◆ **SOURCE EXCERPT**:
☆ ☆ ☆

Carrie Chutes, the director of food and retail services, said initiatives similar to Kinaara are part of an ongoing process of keeping students engaged and interested in what options they’re offered on campus.

“We are going to renew our relationship with Chartwells, so that will be for another extended period of time and with that will be ongoing refreshes and changes,” Chutes said. “So once that new term starts, then we’ll really look toward our students for the voice of what (they) would like to see next, what worked and what didn’t … we always like to keep everything fresh.”

Obaid said he hopes in the future the school will focus on offering other explicitly halal options on campus that expand beyond Indian food by partnering with established restaurant chains.

“I feel like it’s a big demographic that they’re hitting because, obviously, this school has a lot of Asians and South Asians that will love to check this out,” Obaid said. “Kinaara’s presentation is really nice. The school is going in a good direction to cater to all the different ethnicities.”

Goodwin said Chartwells is interested in the feedback of students and commits to monthly student advisory committee meetings as well as semester surveys to ensure the interests of students are heard. The next Student Advisory Committee meeting will be held Nov. 5 in SSA 14.244.

“I oftentimes say that this dining program is totally customizable to what a student is looking for,” Goodwin said. “That’s my goal and vision. So oftentimes if a certain student or organization is looking for something, we want to hear that so we can alter and change our plan moving forward for the upcoming semester.”

☆ ☆ ☆

◆ **DATA ROWS**:
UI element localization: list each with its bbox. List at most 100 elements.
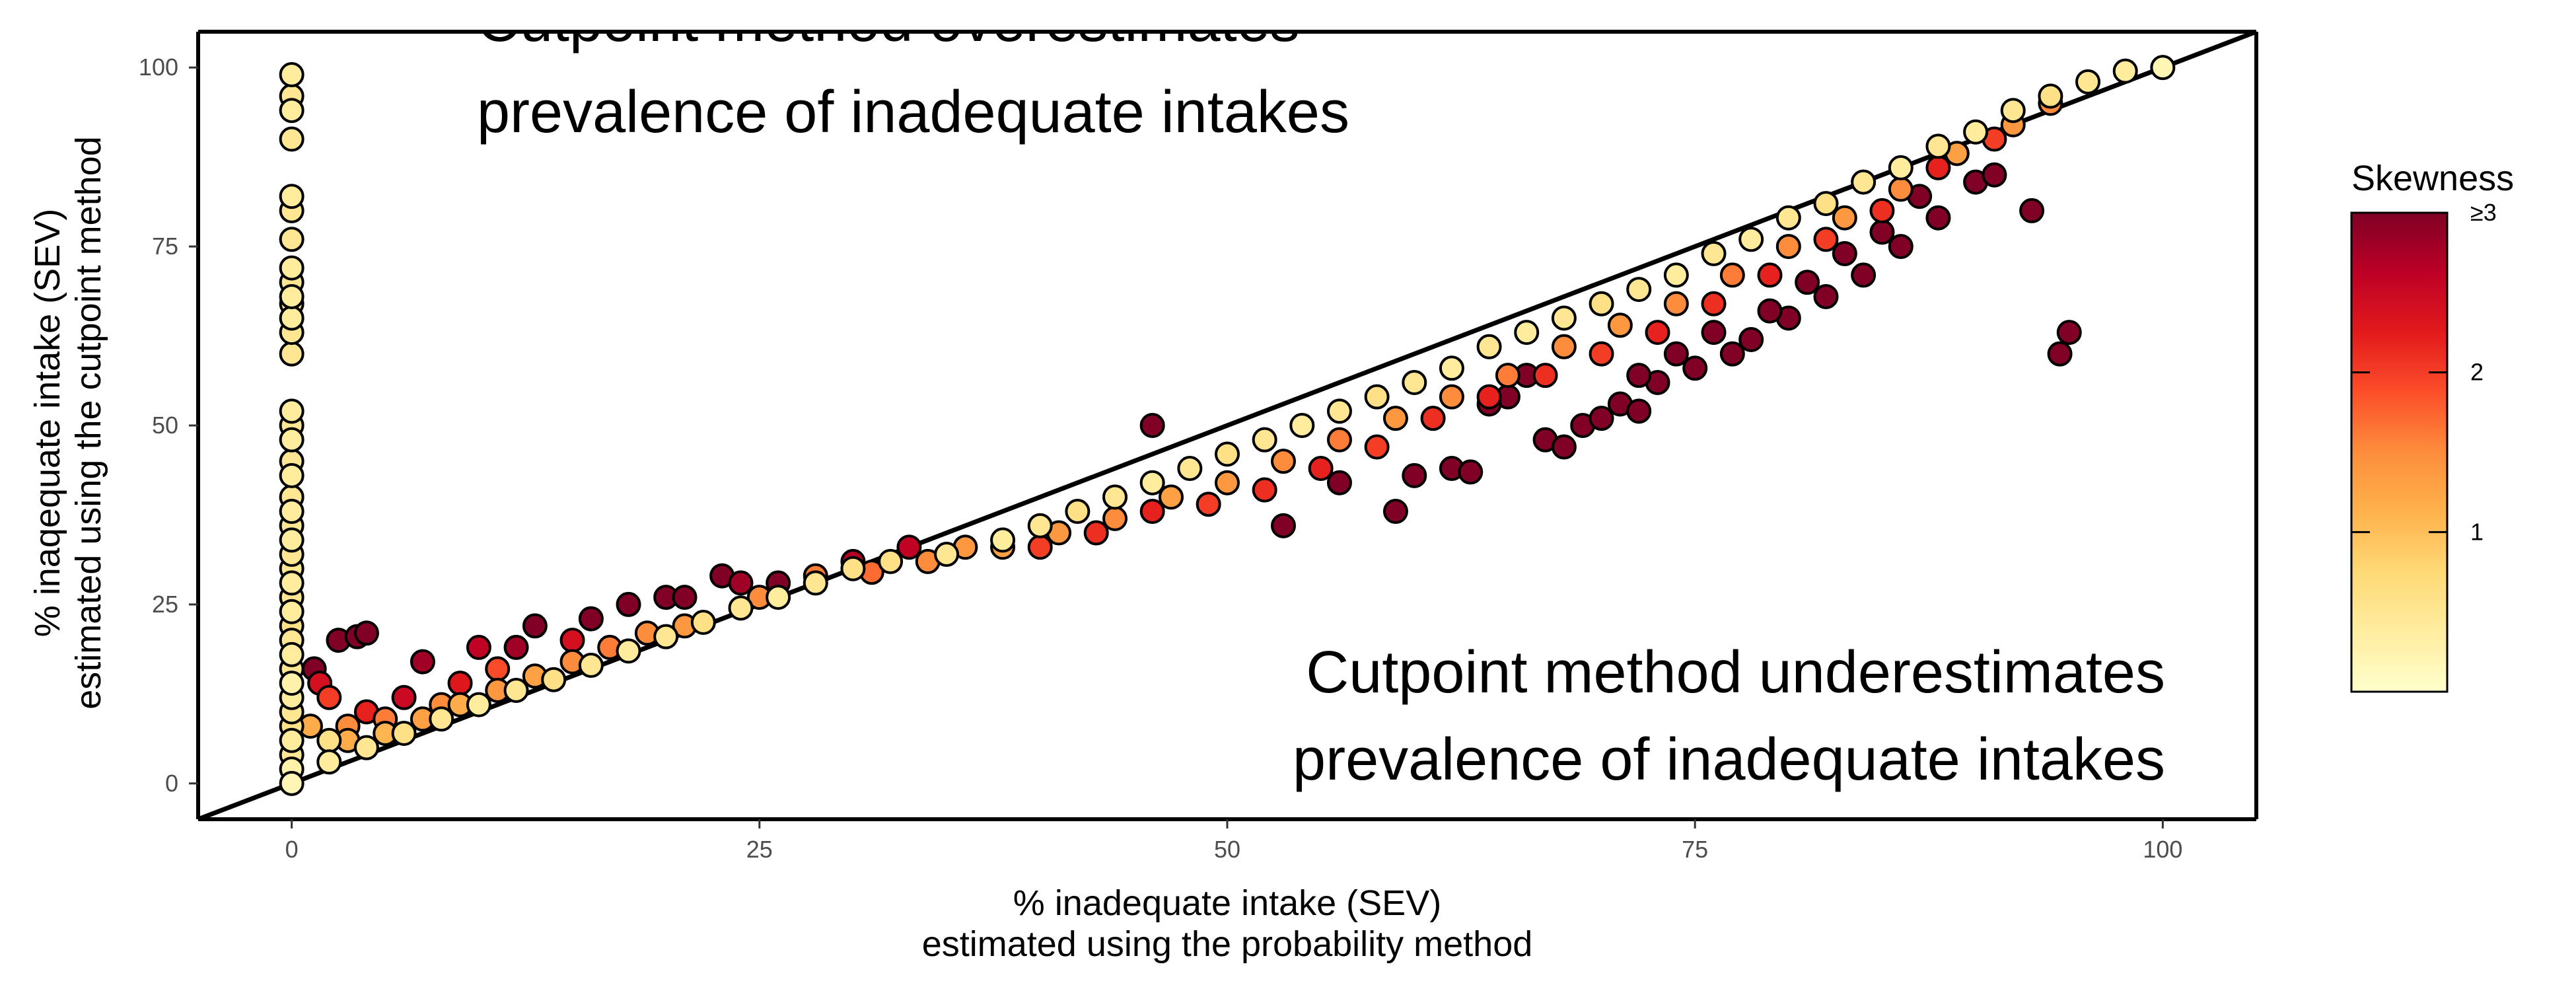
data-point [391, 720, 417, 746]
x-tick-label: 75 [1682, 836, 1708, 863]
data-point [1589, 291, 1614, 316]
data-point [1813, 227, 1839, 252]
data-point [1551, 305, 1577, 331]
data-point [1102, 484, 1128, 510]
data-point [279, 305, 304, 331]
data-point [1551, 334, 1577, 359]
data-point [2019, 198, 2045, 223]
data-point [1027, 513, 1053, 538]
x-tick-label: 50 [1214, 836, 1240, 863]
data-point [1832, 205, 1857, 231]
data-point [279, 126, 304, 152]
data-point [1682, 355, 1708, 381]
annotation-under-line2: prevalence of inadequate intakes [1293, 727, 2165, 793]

☆ ☆ ☆

◆ **SET EXERCISE**: Transcribe the passage of the campus dining text from "Obaid said he" up to and including "established restaurant chains.". Work only from the campus dining text; leave the records out of it.

◆ **ANSWER TO THE TASK**:
Obaid said he hopes in the future the school will focus on offering other explicitly halal options on campus that expand beyond Indian food by partnering with established restaurant chains.